→ **Rows from a dataset**
--
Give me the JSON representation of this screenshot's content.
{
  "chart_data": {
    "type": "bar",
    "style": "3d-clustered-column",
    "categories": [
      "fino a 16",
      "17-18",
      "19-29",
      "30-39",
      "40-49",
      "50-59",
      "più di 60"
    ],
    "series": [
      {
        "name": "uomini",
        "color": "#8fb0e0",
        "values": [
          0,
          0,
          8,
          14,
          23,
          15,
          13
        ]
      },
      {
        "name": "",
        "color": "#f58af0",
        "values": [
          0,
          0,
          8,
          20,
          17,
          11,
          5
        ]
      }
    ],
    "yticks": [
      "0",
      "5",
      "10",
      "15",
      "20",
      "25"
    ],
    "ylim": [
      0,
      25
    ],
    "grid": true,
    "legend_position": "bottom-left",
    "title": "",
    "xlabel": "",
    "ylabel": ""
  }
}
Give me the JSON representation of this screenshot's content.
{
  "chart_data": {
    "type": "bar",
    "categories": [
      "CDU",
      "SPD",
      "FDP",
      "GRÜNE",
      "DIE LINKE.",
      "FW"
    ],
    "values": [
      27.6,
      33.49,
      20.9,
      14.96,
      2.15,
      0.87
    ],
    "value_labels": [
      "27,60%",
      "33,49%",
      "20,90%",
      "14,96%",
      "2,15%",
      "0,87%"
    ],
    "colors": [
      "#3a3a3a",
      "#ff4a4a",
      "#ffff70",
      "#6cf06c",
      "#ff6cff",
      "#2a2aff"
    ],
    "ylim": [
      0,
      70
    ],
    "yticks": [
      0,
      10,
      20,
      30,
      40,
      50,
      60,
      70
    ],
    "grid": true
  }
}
--
→ **What to work on**
Reproduce each line of the material above precisely.

→ **Response for this exercise**
Give me the JSON representation of this screenshot's content.
{
  "chart_data": {
    "type": "bar",
    "style": "3d-clustered-column",
    "categories": [
      "fino a 16",
      "17-18",
      "19-29",
      "30-39",
      "40-49",
      "50-59",
      "più di 60"
    ],
    "series": [
      {
        "name": "uomini",
        "color": "#8fb0e0",
        "values": [
          0,
          0,
          8,
          14,
          23,
          15,
          13
        ]
      },
      {
        "name": "",
        "color": "#f58af0",
        "values": [
          0,
          0,
          8,
          20,
          17,
          11,
          5
        ]
      }
    ],
    "yticks": [
      "0",
      "5",
      "10",
      "15",
      "20",
      "25"
    ],
    "ylim": [
      0,
      25
    ],
    "grid": true,
    "legend_position": "bottom-left",
    "title": "",
    "xlabel": "",
    "ylabel": ""
  }
}
Give me the JSON representation of this screenshot's content.
{
  "chart_data": {
    "type": "bar",
    "categories": [
      "CDU",
      "SPD",
      "FDP",
      "GRÜNE",
      "DIE LINKE.",
      "FW"
    ],
    "values": [
      27.6,
      33.49,
      20.9,
      14.96,
      2.15,
      0.87
    ],
    "value_labels": [
      "27,60%",
      "33,49%",
      "20,90%",
      "14,96%",
      "2,15%",
      "0,87%"
    ],
    "colors": [
      "#3a3a3a",
      "#ff4a4a",
      "#ffff70",
      "#6cf06c",
      "#ff6cff",
      "#2a2aff"
    ],
    "ylim": [
      0,
      70
    ],
    "yticks": [
      0,
      10,
      20,
      30,
      40,
      50,
      60,
      70
    ],
    "grid": true
  }
}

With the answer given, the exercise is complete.